### Direction
Write out every one of the items below word for word, leaving the pictures out.

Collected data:
◇ ◇ ◇ ◇
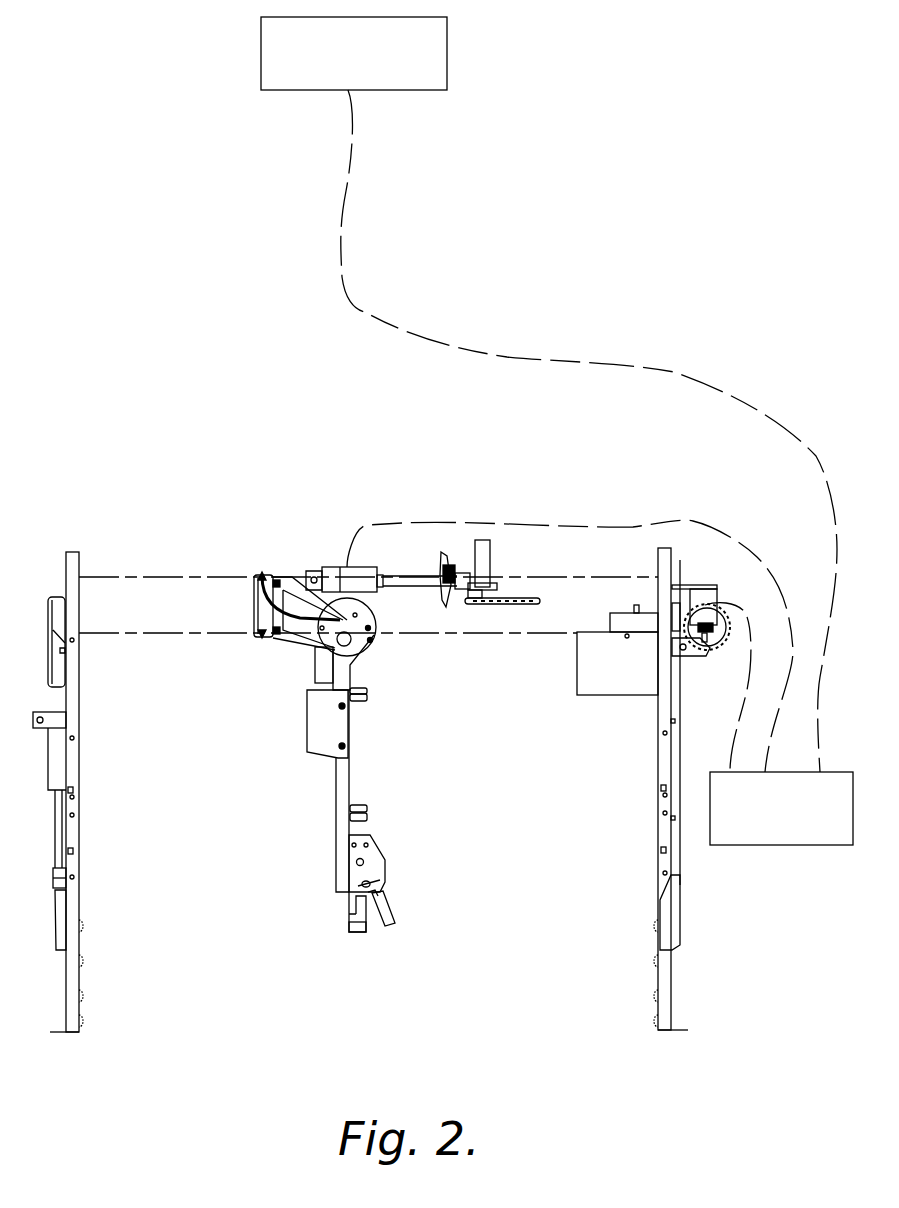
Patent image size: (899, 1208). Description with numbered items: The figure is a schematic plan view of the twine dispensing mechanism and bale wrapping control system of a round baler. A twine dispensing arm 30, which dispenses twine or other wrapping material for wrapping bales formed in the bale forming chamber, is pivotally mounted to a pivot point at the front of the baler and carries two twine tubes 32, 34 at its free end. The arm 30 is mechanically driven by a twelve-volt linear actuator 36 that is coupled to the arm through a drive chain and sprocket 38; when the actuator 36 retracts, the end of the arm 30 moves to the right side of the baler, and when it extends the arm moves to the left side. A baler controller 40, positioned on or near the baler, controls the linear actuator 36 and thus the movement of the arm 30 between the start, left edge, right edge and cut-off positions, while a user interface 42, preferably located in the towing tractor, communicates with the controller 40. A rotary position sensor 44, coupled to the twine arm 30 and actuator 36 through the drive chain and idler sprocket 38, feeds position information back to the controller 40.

The twine dispensing arm 30 is at (327, 812).
The twine tube 32 is at (350, 930).
The twine tube 34 is at (398, 925).
The linear actuator 36 is at (364, 567).
The drive chain and sprocket 38 is at (513, 606).
The baler controller 40 is at (776, 845).
The user interface 42 is at (435, 60).
The rotary position sensor 44 is at (703, 623).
◇ ◇ ◇ ◇
### Task result
Patent image size: (899, 1208). Description with numbered items: The figure is a schematic plan view of the twine dispensing mechanism and bale wrapping control system of a round baler. A twine dispensing arm 30, which dispenses twine or other wrapping material for wrapping bales formed in the bale forming chamber, is pivotally mounted to a pivot point at the front of the baler and carries two twine tubes 32, 34 at its free end. The arm 30 is mechanically driven by a twelve-volt linear actuator 36 that is coupled to the arm through a drive chain and sprocket 38; when the actuator 36 retracts, the end of the arm 30 moves to the right side of the baler, and when it extends the arm moves to the left side. A baler controller 40, positioned on or near the baler, controls the linear actuator 36 and thus the movement of the arm 30 between the start, left edge, right edge and cut-off positions, while a user interface 42, preferably located in the towing tractor, communicates with the controller 40. A rotary position sensor 44, coupled to the twine arm 30 and actuator 36 through the drive chain and idler sprocket 38, feeds position information back to the controller 40.

The twine dispensing arm 30 is at (327, 812).
The twine tube 32 is at (350, 930).
The twine tube 34 is at (398, 925).
The linear actuator 36 is at (364, 567).
The drive chain and sprocket 38 is at (513, 606).
The baler controller 40 is at (776, 845).
The user interface 42 is at (435, 60).
The rotary position sensor 44 is at (703, 623).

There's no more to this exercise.